** Start **

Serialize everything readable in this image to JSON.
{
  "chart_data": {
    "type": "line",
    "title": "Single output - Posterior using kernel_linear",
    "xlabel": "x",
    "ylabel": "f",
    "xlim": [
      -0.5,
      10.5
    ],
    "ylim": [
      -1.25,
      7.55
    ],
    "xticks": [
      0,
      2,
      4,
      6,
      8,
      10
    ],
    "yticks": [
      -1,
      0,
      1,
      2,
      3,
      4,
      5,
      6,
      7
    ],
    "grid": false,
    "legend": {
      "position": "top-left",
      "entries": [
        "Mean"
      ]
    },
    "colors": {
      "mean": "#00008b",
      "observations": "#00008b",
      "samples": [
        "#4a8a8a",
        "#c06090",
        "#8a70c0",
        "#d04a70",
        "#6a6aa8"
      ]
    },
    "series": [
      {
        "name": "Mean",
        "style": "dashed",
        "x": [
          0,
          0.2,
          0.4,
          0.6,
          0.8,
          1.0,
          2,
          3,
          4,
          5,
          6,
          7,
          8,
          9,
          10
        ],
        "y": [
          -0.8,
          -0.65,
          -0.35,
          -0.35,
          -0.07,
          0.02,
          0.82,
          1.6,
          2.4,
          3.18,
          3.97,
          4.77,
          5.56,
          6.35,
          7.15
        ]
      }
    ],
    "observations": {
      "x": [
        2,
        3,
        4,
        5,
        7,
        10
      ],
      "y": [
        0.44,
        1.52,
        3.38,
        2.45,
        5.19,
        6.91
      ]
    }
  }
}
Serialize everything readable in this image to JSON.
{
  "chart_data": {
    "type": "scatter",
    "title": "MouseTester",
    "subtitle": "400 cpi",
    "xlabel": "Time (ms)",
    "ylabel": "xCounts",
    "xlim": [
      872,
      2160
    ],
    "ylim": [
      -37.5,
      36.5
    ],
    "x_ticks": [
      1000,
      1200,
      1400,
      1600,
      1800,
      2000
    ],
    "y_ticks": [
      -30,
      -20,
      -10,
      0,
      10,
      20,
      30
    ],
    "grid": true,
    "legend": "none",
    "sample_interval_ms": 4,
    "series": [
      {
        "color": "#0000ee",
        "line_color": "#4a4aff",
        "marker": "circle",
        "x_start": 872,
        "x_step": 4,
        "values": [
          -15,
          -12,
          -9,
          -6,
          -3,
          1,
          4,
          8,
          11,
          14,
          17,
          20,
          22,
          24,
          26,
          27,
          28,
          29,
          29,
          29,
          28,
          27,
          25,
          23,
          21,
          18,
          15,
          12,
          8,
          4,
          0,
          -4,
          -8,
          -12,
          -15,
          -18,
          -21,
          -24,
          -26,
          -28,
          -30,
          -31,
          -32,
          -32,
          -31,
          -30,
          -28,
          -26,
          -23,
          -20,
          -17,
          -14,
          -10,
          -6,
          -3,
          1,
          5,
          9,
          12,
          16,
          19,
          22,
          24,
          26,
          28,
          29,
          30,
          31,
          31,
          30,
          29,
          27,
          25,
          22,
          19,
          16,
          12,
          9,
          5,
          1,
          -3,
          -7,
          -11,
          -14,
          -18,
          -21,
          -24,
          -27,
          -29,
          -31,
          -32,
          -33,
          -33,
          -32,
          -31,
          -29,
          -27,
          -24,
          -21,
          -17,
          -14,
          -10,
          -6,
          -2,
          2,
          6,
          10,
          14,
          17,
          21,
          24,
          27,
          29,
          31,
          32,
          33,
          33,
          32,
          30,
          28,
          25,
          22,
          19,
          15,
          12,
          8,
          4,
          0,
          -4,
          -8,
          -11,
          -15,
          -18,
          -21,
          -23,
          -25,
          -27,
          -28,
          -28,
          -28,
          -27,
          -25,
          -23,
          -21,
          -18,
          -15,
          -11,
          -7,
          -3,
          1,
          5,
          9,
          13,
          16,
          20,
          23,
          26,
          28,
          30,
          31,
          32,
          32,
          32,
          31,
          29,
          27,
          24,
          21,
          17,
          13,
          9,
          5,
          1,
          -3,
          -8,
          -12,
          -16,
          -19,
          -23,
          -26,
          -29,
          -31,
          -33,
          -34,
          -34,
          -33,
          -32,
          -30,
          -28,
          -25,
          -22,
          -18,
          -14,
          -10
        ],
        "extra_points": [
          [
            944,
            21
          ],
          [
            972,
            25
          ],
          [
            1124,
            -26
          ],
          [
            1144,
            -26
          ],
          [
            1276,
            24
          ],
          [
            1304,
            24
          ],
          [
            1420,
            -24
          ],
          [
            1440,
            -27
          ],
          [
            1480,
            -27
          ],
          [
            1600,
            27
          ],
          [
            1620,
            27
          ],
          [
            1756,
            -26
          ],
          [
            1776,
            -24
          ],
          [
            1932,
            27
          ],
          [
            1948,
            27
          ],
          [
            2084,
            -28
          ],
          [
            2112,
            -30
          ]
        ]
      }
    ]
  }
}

** End **

Problem:
Print the entries exactly. Include every one.

Answer in full:
Serialize everything readable in this image to JSON.
{
  "chart_data": {
    "type": "line",
    "title": "Single output - Posterior using kernel_linear",
    "xlabel": "x",
    "ylabel": "f",
    "xlim": [
      -0.5,
      10.5
    ],
    "ylim": [
      -1.25,
      7.55
    ],
    "xticks": [
      0,
      2,
      4,
      6,
      8,
      10
    ],
    "yticks": [
      -1,
      0,
      1,
      2,
      3,
      4,
      5,
      6,
      7
    ],
    "grid": false,
    "legend": {
      "position": "top-left",
      "entries": [
        "Mean"
      ]
    },
    "colors": {
      "mean": "#00008b",
      "observations": "#00008b",
      "samples": [
        "#4a8a8a",
        "#c06090",
        "#8a70c0",
        "#d04a70",
        "#6a6aa8"
      ]
    },
    "series": [
      {
        "name": "Mean",
        "style": "dashed",
        "x": [
          0,
          0.2,
          0.4,
          0.6,
          0.8,
          1.0,
          2,
          3,
          4,
          5,
          6,
          7,
          8,
          9,
          10
        ],
        "y": [
          -0.8,
          -0.65,
          -0.35,
          -0.35,
          -0.07,
          0.02,
          0.82,
          1.6,
          2.4,
          3.18,
          3.97,
          4.77,
          5.56,
          6.35,
          7.15
        ]
      }
    ],
    "observations": {
      "x": [
        2,
        3,
        4,
        5,
        7,
        10
      ],
      "y": [
        0.44,
        1.52,
        3.38,
        2.45,
        5.19,
        6.91
      ]
    }
  }
}
Serialize everything readable in this image to JSON.
{
  "chart_data": {
    "type": "scatter",
    "title": "MouseTester",
    "subtitle": "400 cpi",
    "xlabel": "Time (ms)",
    "ylabel": "xCounts",
    "xlim": [
      872,
      2160
    ],
    "ylim": [
      -37.5,
      36.5
    ],
    "x_ticks": [
      1000,
      1200,
      1400,
      1600,
      1800,
      2000
    ],
    "y_ticks": [
      -30,
      -20,
      -10,
      0,
      10,
      20,
      30
    ],
    "grid": true,
    "legend": "none",
    "sample_interval_ms": 4,
    "series": [
      {
        "color": "#0000ee",
        "line_color": "#4a4aff",
        "marker": "circle",
        "x_start": 872,
        "x_step": 4,
        "values": [
          -15,
          -12,
          -9,
          -6,
          -3,
          1,
          4,
          8,
          11,
          14,
          17,
          20,
          22,
          24,
          26,
          27,
          28,
          29,
          29,
          29,
          28,
          27,
          25,
          23,
          21,
          18,
          15,
          12,
          8,
          4,
          0,
          -4,
          -8,
          -12,
          -15,
          -18,
          -21,
          -24,
          -26,
          -28,
          -30,
          -31,
          -32,
          -32,
          -31,
          -30,
          -28,
          -26,
          -23,
          -20,
          -17,
          -14,
          -10,
          -6,
          -3,
          1,
          5,
          9,
          12,
          16,
          19,
          22,
          24,
          26,
          28,
          29,
          30,
          31,
          31,
          30,
          29,
          27,
          25,
          22,
          19,
          16,
          12,
          9,
          5,
          1,
          -3,
          -7,
          -11,
          -14,
          -18,
          -21,
          -24,
          -27,
          -29,
          -31,
          -32,
          -33,
          -33,
          -32,
          -31,
          -29,
          -27,
          -24,
          -21,
          -17,
          -14,
          -10,
          -6,
          -2,
          2,
          6,
          10,
          14,
          17,
          21,
          24,
          27,
          29,
          31,
          32,
          33,
          33,
          32,
          30,
          28,
          25,
          22,
          19,
          15,
          12,
          8,
          4,
          0,
          -4,
          -8,
          -11,
          -15,
          -18,
          -21,
          -23,
          -25,
          -27,
          -28,
          -28,
          -28,
          -27,
          -25,
          -23,
          -21,
          -18,
          -15,
          -11,
          -7,
          -3,
          1,
          5,
          9,
          13,
          16,
          20,
          23,
          26,
          28,
          30,
          31,
          32,
          32,
          32,
          31,
          29,
          27,
          24,
          21,
          17,
          13,
          9,
          5,
          1,
          -3,
          -8,
          -12,
          -16,
          -19,
          -23,
          -26,
          -29,
          -31,
          -33,
          -34,
          -34,
          -33,
          -32,
          -30,
          -28,
          -25,
          -22,
          -18,
          -14,
          -10
        ],
        "extra_points": [
          [
            944,
            21
          ],
          [
            972,
            25
          ],
          [
            1124,
            -26
          ],
          [
            1144,
            -26
          ],
          [
            1276,
            24
          ],
          [
            1304,
            24
          ],
          [
            1420,
            -24
          ],
          [
            1440,
            -27
          ],
          [
            1480,
            -27
          ],
          [
            1600,
            27
          ],
          [
            1620,
            27
          ],
          [
            1756,
            -26
          ],
          [
            1776,
            -24
          ],
          [
            1932,
            27
          ],
          [
            1948,
            27
          ],
          [
            2084,
            -28
          ],
          [
            2112,
            -30
          ]
        ]
      }
    ]
  }
}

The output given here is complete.